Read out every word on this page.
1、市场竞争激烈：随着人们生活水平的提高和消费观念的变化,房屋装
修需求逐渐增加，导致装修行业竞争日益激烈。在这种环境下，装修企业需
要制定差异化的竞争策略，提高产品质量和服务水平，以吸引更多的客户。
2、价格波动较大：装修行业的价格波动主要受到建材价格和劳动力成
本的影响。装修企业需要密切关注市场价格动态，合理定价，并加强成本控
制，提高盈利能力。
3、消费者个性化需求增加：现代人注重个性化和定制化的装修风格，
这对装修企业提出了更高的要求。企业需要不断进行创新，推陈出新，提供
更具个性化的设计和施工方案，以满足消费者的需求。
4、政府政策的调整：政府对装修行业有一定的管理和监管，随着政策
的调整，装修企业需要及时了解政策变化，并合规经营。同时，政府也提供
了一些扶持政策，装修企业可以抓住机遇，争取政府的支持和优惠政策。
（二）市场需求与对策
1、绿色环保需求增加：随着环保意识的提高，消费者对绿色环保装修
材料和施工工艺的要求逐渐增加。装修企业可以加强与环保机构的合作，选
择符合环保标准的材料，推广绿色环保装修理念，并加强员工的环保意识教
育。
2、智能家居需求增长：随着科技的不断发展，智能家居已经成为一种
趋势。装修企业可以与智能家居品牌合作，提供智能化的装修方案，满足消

**GIVEN INSTRUCTION:** Reproduce every record above exactly as it appears.

**TASK RESULT:**
Read out every word on this page.
1、市场竞争激烈：随着人们生活水平的提高和消费观念的变化,房屋装
修需求逐渐增加，导致装修行业竞争日益激烈。在这种环境下，装修企业需
要制定差异化的竞争策略，提高产品质量和服务水平，以吸引更多的客户。
2、价格波动较大：装修行业的价格波动主要受到建材价格和劳动力成
本的影响。装修企业需要密切关注市场价格动态，合理定价，并加强成本控
制，提高盈利能力。
3、消费者个性化需求增加：现代人注重个性化和定制化的装修风格，
这对装修企业提出了更高的要求。企业需要不断进行创新，推陈出新，提供
更具个性化的设计和施工方案，以满足消费者的需求。
4、政府政策的调整：政府对装修行业有一定的管理和监管，随着政策
的调整，装修企业需要及时了解政策变化，并合规经营。同时，政府也提供
了一些扶持政策，装修企业可以抓住机遇，争取政府的支持和优惠政策。
（二）市场需求与对策
1、绿色环保需求增加：随着环保意识的提高，消费者对绿色环保装修
材料和施工工艺的要求逐渐增加。装修企业可以加强与环保机构的合作，选
择符合环保标准的材料，推广绿色环保装修理念，并加强员工的环保意识教
育。
2、智能家居需求增长：随着科技的不断发展，智能家居已经成为一种
趋势。装修企业可以与智能家居品牌合作，提供智能化的装修方案，满足消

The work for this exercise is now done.